Written problem:
Transcribe the records below exactly as they appear, omitting any pictures.

····················

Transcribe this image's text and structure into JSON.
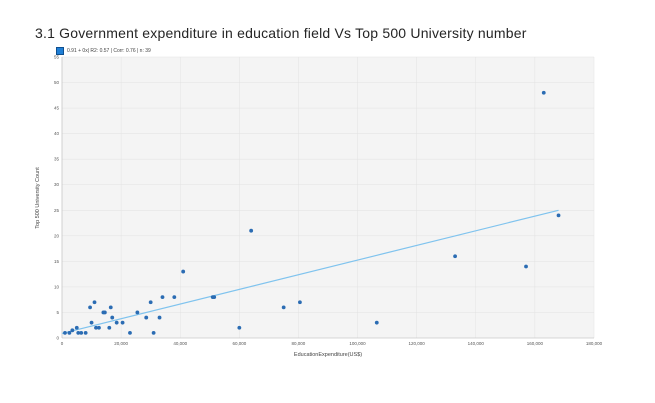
{
  "page": {
    "title": "3.1 Government expenditure in education field Vs Top 500 University number"
  },
  "legend": {
    "label": "0.91 + 0x| R2: 0.57 | Corr: 0.76 | n: 39",
    "color": "#1f7fd6"
  },
  "chart_data": {
    "type": "scatter",
    "title": "3.1 Government expenditure in education field Vs Top 500 University number",
    "xlabel": "EducationExpenditure(US$)",
    "ylabel": "Top 500 University Count",
    "xlim": [
      0,
      180000
    ],
    "ylim": [
      0,
      55
    ],
    "x_ticks": [
      0,
      20000,
      40000,
      60000,
      80000,
      100000,
      120000,
      140000,
      160000,
      180000
    ],
    "x_tick_labels": [
      "0",
      "20,000",
      "40,000",
      "60,000",
      "80,000",
      "100,000",
      "120,000",
      "140,000",
      "160,000",
      "180,000"
    ],
    "y_ticks": [
      0,
      5,
      10,
      15,
      20,
      25,
      30,
      35,
      40,
      45,
      50,
      55
    ],
    "y_tick_labels": [
      "0",
      "5",
      "10",
      "15",
      "20",
      "25",
      "30",
      "35",
      "40",
      "45",
      "50",
      "55"
    ],
    "grid": true,
    "point_color": "#2b6cb3",
    "trend_color": "#7fc3ee",
    "trendline": {
      "x": [
        0,
        168000
      ],
      "y": [
        0.9,
        25
      ]
    },
    "series": [
      {
        "points": [
          [
            1000,
            1
          ],
          [
            2500,
            1
          ],
          [
            3500,
            1.5
          ],
          [
            5000,
            2
          ],
          [
            5500,
            1
          ],
          [
            6500,
            1
          ],
          [
            8000,
            1
          ],
          [
            9500,
            6
          ],
          [
            10000,
            3
          ],
          [
            11000,
            7
          ],
          [
            11500,
            2
          ],
          [
            12500,
            2
          ],
          [
            14000,
            5
          ],
          [
            14500,
            5
          ],
          [
            16000,
            2
          ],
          [
            16500,
            6
          ],
          [
            17000,
            4
          ],
          [
            18500,
            3
          ],
          [
            20500,
            3
          ],
          [
            23000,
            1
          ],
          [
            25500,
            5
          ],
          [
            28500,
            4
          ],
          [
            30000,
            7
          ],
          [
            31000,
            1
          ],
          [
            33000,
            4
          ],
          [
            34000,
            8
          ],
          [
            38000,
            8
          ],
          [
            41000,
            13
          ],
          [
            51000,
            8
          ],
          [
            51500,
            8
          ],
          [
            60000,
            2
          ],
          [
            64000,
            21
          ],
          [
            75000,
            6
          ],
          [
            80500,
            7
          ],
          [
            106500,
            3
          ],
          [
            133000,
            16
          ],
          [
            157000,
            14
          ],
          [
            163000,
            48
          ],
          [
            168000,
            24
          ]
        ]
      }
    ]
  }
}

····················

Exercise solution:
Transcribe this image's text and structure into JSON.
{
  "page": {
    "title": "3.1 Government expenditure in education field Vs Top 500 University number"
  },
  "legend": {
    "label": "0.91 + 0x| R2: 0.57 | Corr: 0.76 | n: 39",
    "color": "#1f7fd6"
  },
  "chart_data": {
    "type": "scatter",
    "title": "3.1 Government expenditure in education field Vs Top 500 University number",
    "xlabel": "EducationExpenditure(US$)",
    "ylabel": "Top 500 University Count",
    "xlim": [
      0,
      180000
    ],
    "ylim": [
      0,
      55
    ],
    "x_ticks": [
      0,
      20000,
      40000,
      60000,
      80000,
      100000,
      120000,
      140000,
      160000,
      180000
    ],
    "x_tick_labels": [
      "0",
      "20,000",
      "40,000",
      "60,000",
      "80,000",
      "100,000",
      "120,000",
      "140,000",
      "160,000",
      "180,000"
    ],
    "y_ticks": [
      0,
      5,
      10,
      15,
      20,
      25,
      30,
      35,
      40,
      45,
      50,
      55
    ],
    "y_tick_labels": [
      "0",
      "5",
      "10",
      "15",
      "20",
      "25",
      "30",
      "35",
      "40",
      "45",
      "50",
      "55"
    ],
    "grid": true,
    "point_color": "#2b6cb3",
    "trend_color": "#7fc3ee",
    "trendline": {
      "x": [
        0,
        168000
      ],
      "y": [
        0.9,
        25
      ]
    },
    "series": [
      {
        "points": [
          [
            1000,
            1
          ],
          [
            2500,
            1
          ],
          [
            3500,
            1.5
          ],
          [
            5000,
            2
          ],
          [
            5500,
            1
          ],
          [
            6500,
            1
          ],
          [
            8000,
            1
          ],
          [
            9500,
            6
          ],
          [
            10000,
            3
          ],
          [
            11000,
            7
          ],
          [
            11500,
            2
          ],
          [
            12500,
            2
          ],
          [
            14000,
            5
          ],
          [
            14500,
            5
          ],
          [
            16000,
            2
          ],
          [
            16500,
            6
          ],
          [
            17000,
            4
          ],
          [
            18500,
            3
          ],
          [
            20500,
            3
          ],
          [
            23000,
            1
          ],
          [
            25500,
            5
          ],
          [
            28500,
            4
          ],
          [
            30000,
            7
          ],
          [
            31000,
            1
          ],
          [
            33000,
            4
          ],
          [
            34000,
            8
          ],
          [
            38000,
            8
          ],
          [
            41000,
            13
          ],
          [
            51000,
            8
          ],
          [
            51500,
            8
          ],
          [
            60000,
            2
          ],
          [
            64000,
            21
          ],
          [
            75000,
            6
          ],
          [
            80500,
            7
          ],
          [
            106500,
            3
          ],
          [
            133000,
            16
          ],
          [
            157000,
            14
          ],
          [
            163000,
            48
          ],
          [
            168000,
            24
          ]
        ]
      }
    ]
  }
}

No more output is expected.